GIVEN INSTRUCTION: Return the listing below verbatim. Pictures do not belong in the copy.
====== INFORMATION SUPPLIED ======
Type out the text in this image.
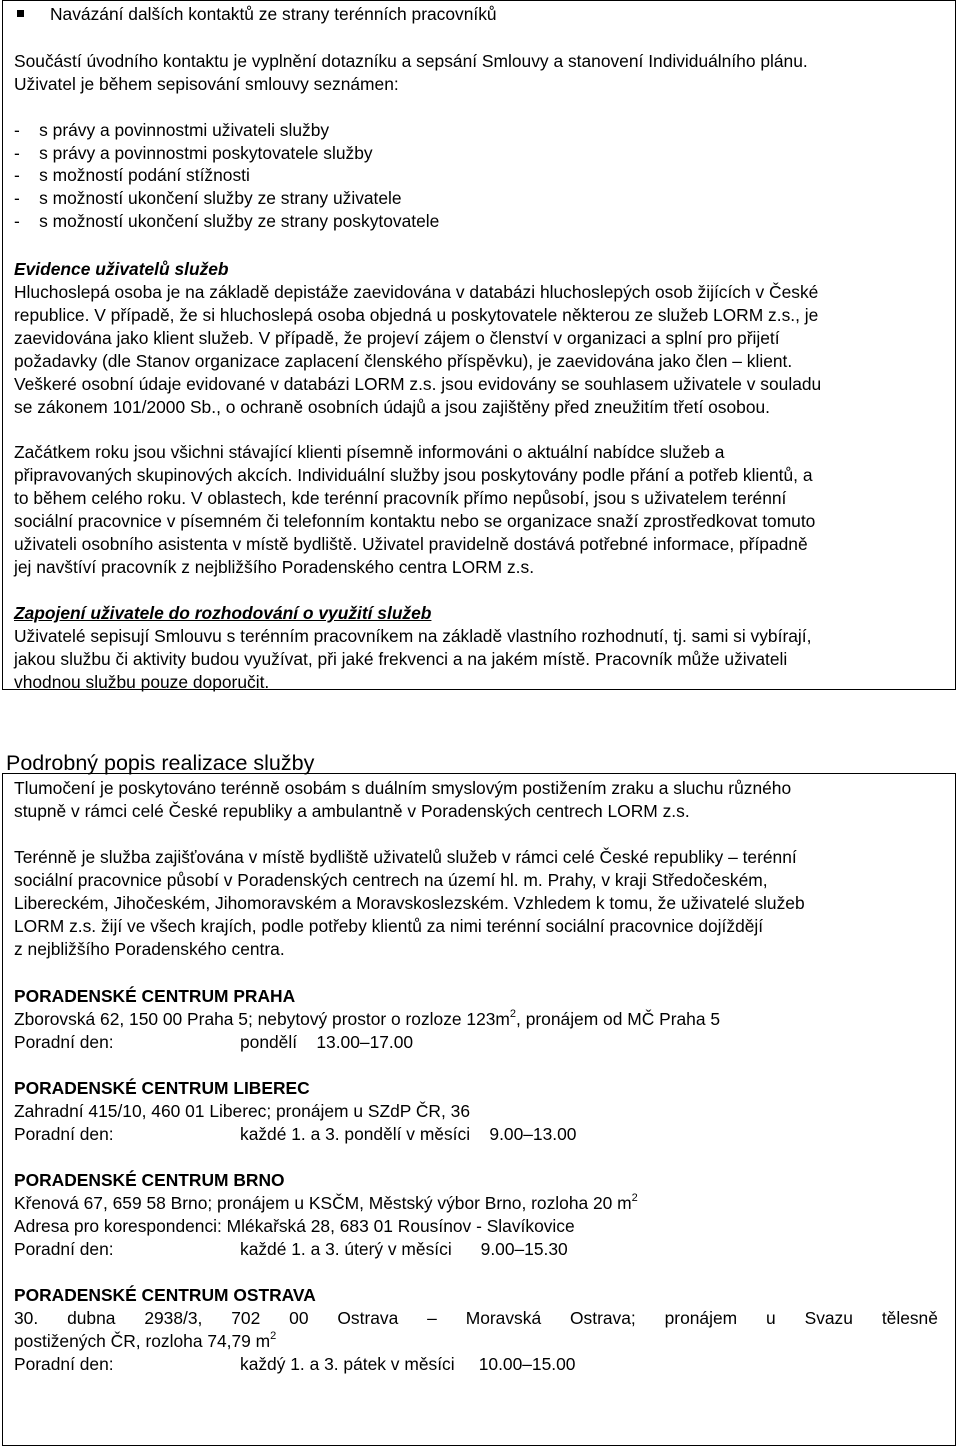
Navázání dalších kontaktů ze strany terénních pracovníků
Součástí úvodního kontaktu je vyplnění dotazníku a sepsání Smlouvy a stanovení Individuálního plánu.
Uživatel je během sepisování smlouvy seznámen:
-    s právy a povinnostmi uživateli služby
-    s právy a povinnostmi poskytovatele služby
-    s možností podání stížnosti
-    s možností ukončení služby ze strany uživatele
-    s možností ukončení služby ze strany poskytovatele
Evidence uživatelů služeb
Hluchoslepá osoba je na základě depistáže zaevidována v databázi hluchoslepých osob žijících v České
republice. V případě, že si hluchoslepá osoba objedná u poskytovatele některou ze služeb LORM z.s., je
zaevidována jako klient služeb. V případě, že projeví zájem o členství v organizaci a splní pro přijetí
požadavky (dle Stanov organizace zaplacení členského příspěvku), je zaevidována jako člen – klient.
Veškeré osobní údaje evidované v databázi LORM z.s. jsou evidovány se souhlasem uživatele v souladu
se zákonem 101/2000 Sb., o ochraně osobních údajů a jsou zajištěny před zneužitím třetí osobou.
Začátkem roku jsou všichni stávající klienti písemně informováni o aktuální nabídce služeb a
připravovaných skupinových akcích. Individuální služby jsou poskytovány podle přání a potřeb klientů, a
to během celého roku. V oblastech, kde terénní pracovník přímo nepůsobí, jsou s uživatelem terénní
sociální pracovnice v písemném či telefonním kontaktu nebo se organizace snaží zprostředkovat tomuto
uživateli osobního asistenta v místě bydliště. Uživatel pravidelně dostává potřebné informace, případně
jej navštíví pracovník z nejbližšího Poradenského centra LORM z.s.
Zapojení uživatele do rozhodování o využití služeb
Uživatelé sepisují Smlouvu s terénním pracovníkem na základě vlastního rozhodnutí, tj. sami si vybírají,
jakou službu či aktivity budou využívat, při jaké frekvenci a na jakém místě. Pracovník může uživateli
vhodnou službu pouze doporučit.
Podrobný popis realizace služby
Tlumočení je poskytováno terénně osobám s duálním smyslovým postižením zraku a sluchu různého
stupně v rámci celé České republiky a ambulantně v Poradenských centrech LORM z.s.
Terénně je služba zajišťována v místě bydliště uživatelů služeb v rámci celé České republiky – terénní
sociální pracovnice působí v Poradenských centrech na území hl. m. Prahy, v kraji Středočeském,
Libereckém, Jihočeském, Jihomoravském a Moravskoslezském. Vzhledem k tomu, že uživatelé služeb
LORM z.s. žijí ve všech krajích, podle potřeby klientů za nimi terénní sociální pracovnice dojíždějí
z nejbližšího Poradenského centra.
PORADENSKÉ CENTRUM PRAHA
Zborovská 62, 150 00 Praha 5; nebytový prostor o rozloze $123m^2$, pronájem od MČ Praha 5
Poradní den:	pondělí    13.00–17.00
PORADENSKÉ CENTRUM LIBEREC
Zahradní 415/10, 460 01 Liberec; pronájem u SZdP ČR, 36
Poradní den:	každé 1. a 3. pondělí v měsíci    9.00–13.00
PORADENSKÉ CENTRUM BRNO
Křenová 67, 659 58 Brno; pronájem u KSČM, Městský výbor Brno, rozloha 20 $m^2$
Adresa pro korespondenci: Mlékařská 28, 683 01 Rousínov - Slavíkovice
Poradní den:	každé 1. a 3. úterý v měsíci      9.00–15.30
PORADENSKÉ CENTRUM OSTRAVA
30. dubna 2938/3, 702 00 Ostrava – Moravská Ostrava; pronájem u Svazu tělesně
postižených ČR, rozloha 74,79 $m^2$
Poradní den:	každý 1. a 3. pátek v měsíci     10.00–15.00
======
RIGHT ANSWER:
Type out the text in this image.
Navázání dalších kontaktů ze strany terénních pracovníků
Součástí úvodního kontaktu je vyplnění dotazníku a sepsání Smlouvy a stanovení Individuálního plánu.
Uživatel je během sepisování smlouvy seznámen:
-    s právy a povinnostmi uživateli služby
-    s právy a povinnostmi poskytovatele služby
-    s možností podání stížnosti
-    s možností ukončení služby ze strany uživatele
-    s možností ukončení služby ze strany poskytovatele
Evidence uživatelů služeb
Hluchoslepá osoba je na základě depistáže zaevidována v databázi hluchoslepých osob žijících v České
republice. V případě, že si hluchoslepá osoba objedná u poskytovatele některou ze služeb LORM z.s., je
zaevidována jako klient služeb. V případě, že projeví zájem o členství v organizaci a splní pro přijetí
požadavky (dle Stanov organizace zaplacení členského příspěvku), je zaevidována jako člen – klient.
Veškeré osobní údaje evidované v databázi LORM z.s. jsou evidovány se souhlasem uživatele v souladu
se zákonem 101/2000 Sb., o ochraně osobních údajů a jsou zajištěny před zneužitím třetí osobou.
Začátkem roku jsou všichni stávající klienti písemně informováni o aktuální nabídce služeb a
připravovaných skupinových akcích. Individuální služby jsou poskytovány podle přání a potřeb klientů, a
to během celého roku. V oblastech, kde terénní pracovník přímo nepůsobí, jsou s uživatelem terénní
sociální pracovnice v písemném či telefonním kontaktu nebo se organizace snaží zprostředkovat tomuto
uživateli osobního asistenta v místě bydliště. Uživatel pravidelně dostává potřebné informace, případně
jej navštíví pracovník z nejbližšího Poradenského centra LORM z.s.
Zapojení uživatele do rozhodování o využití služeb
Uživatelé sepisují Smlouvu s terénním pracovníkem na základě vlastního rozhodnutí, tj. sami si vybírají,
jakou službu či aktivity budou využívat, při jaké frekvenci a na jakém místě. Pracovník může uživateli
vhodnou službu pouze doporučit.
Podrobný popis realizace služby
Tlumočení je poskytováno terénně osobám s duálním smyslovým postižením zraku a sluchu různého
stupně v rámci celé České republiky a ambulantně v Poradenských centrech LORM z.s.
Terénně je služba zajišťována v místě bydliště uživatelů služeb v rámci celé České republiky – terénní
sociální pracovnice působí v Poradenských centrech na území hl. m. Prahy, v kraji Středočeském,
Libereckém, Jihočeském, Jihomoravském a Moravskoslezském. Vzhledem k tomu, že uživatelé služeb
LORM z.s. žijí ve všech krajích, podle potřeby klientů za nimi terénní sociální pracovnice dojíždějí
z nejbližšího Poradenského centra.
PORADENSKÉ CENTRUM PRAHA
Zborovská 62, 150 00 Praha 5; nebytový prostor o rozloze $123m^2$, pronájem od MČ Praha 5
Poradní den:	pondělí    13.00–17.00
PORADENSKÉ CENTRUM LIBEREC
Zahradní 415/10, 460 01 Liberec; pronájem u SZdP ČR, 36
Poradní den:	každé 1. a 3. pondělí v měsíci    9.00–13.00
PORADENSKÉ CENTRUM BRNO
Křenová 67, 659 58 Brno; pronájem u KSČM, Městský výbor Brno, rozloha 20 $m^2$
Adresa pro korespondenci: Mlékařská 28, 683 01 Rousínov - Slavíkovice
Poradní den:	každé 1. a 3. úterý v měsíci      9.00–15.30
PORADENSKÉ CENTRUM OSTRAVA
30. dubna 2938/3, 702 00 Ostrava – Moravská Ostrava; pronájem u Svazu tělesně
postižených ČR, rozloha 74,79 $m^2$
Poradní den:	každý 1. a 3. pátek v měsíci     10.00–15.00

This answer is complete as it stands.